Written request: Reproduce the data in its entirety, exactly as supplied.

Excerpted data:
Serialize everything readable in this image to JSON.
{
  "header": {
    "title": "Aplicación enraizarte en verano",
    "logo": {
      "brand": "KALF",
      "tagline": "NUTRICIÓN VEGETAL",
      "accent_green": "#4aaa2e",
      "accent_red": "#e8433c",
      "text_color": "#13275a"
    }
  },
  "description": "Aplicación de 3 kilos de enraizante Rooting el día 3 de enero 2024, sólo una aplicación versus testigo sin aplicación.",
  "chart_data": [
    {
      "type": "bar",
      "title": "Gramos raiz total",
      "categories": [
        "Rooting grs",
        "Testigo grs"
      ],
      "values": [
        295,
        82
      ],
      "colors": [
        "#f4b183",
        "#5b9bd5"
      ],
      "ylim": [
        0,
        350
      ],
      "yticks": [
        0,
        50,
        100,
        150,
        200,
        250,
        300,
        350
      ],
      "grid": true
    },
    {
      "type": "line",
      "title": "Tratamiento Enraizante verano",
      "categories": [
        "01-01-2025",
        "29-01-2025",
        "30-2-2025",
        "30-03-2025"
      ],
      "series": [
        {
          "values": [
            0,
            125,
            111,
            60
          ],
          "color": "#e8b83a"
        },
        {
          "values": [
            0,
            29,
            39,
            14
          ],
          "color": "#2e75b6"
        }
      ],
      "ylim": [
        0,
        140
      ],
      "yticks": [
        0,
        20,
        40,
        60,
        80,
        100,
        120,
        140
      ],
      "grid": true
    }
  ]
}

Answer to the problem:
Serialize everything readable in this image to JSON.
{
  "header": {
    "title": "Aplicación enraizarte en verano",
    "logo": {
      "brand": "KALF",
      "tagline": "NUTRICIÓN VEGETAL",
      "accent_green": "#4aaa2e",
      "accent_red": "#e8433c",
      "text_color": "#13275a"
    }
  },
  "description": "Aplicación de 3 kilos de enraizante Rooting el día 3 de enero 2024, sólo una aplicación versus testigo sin aplicación.",
  "chart_data": [
    {
      "type": "bar",
      "title": "Gramos raiz total",
      "categories": [
        "Rooting grs",
        "Testigo grs"
      ],
      "values": [
        295,
        82
      ],
      "colors": [
        "#f4b183",
        "#5b9bd5"
      ],
      "ylim": [
        0,
        350
      ],
      "yticks": [
        0,
        50,
        100,
        150,
        200,
        250,
        300,
        350
      ],
      "grid": true
    },
    {
      "type": "line",
      "title": "Tratamiento Enraizante verano",
      "categories": [
        "01-01-2025",
        "29-01-2025",
        "30-2-2025",
        "30-03-2025"
      ],
      "series": [
        {
          "values": [
            0,
            125,
            111,
            60
          ],
          "color": "#e8b83a"
        },
        {
          "values": [
            0,
            29,
            39,
            14
          ],
          "color": "#2e75b6"
        }
      ],
      "ylim": [
        0,
        140
      ],
      "yticks": [
        0,
        20,
        40,
        60,
        80,
        100,
        120,
        140
      ],
      "grid": true
    }
  ]
}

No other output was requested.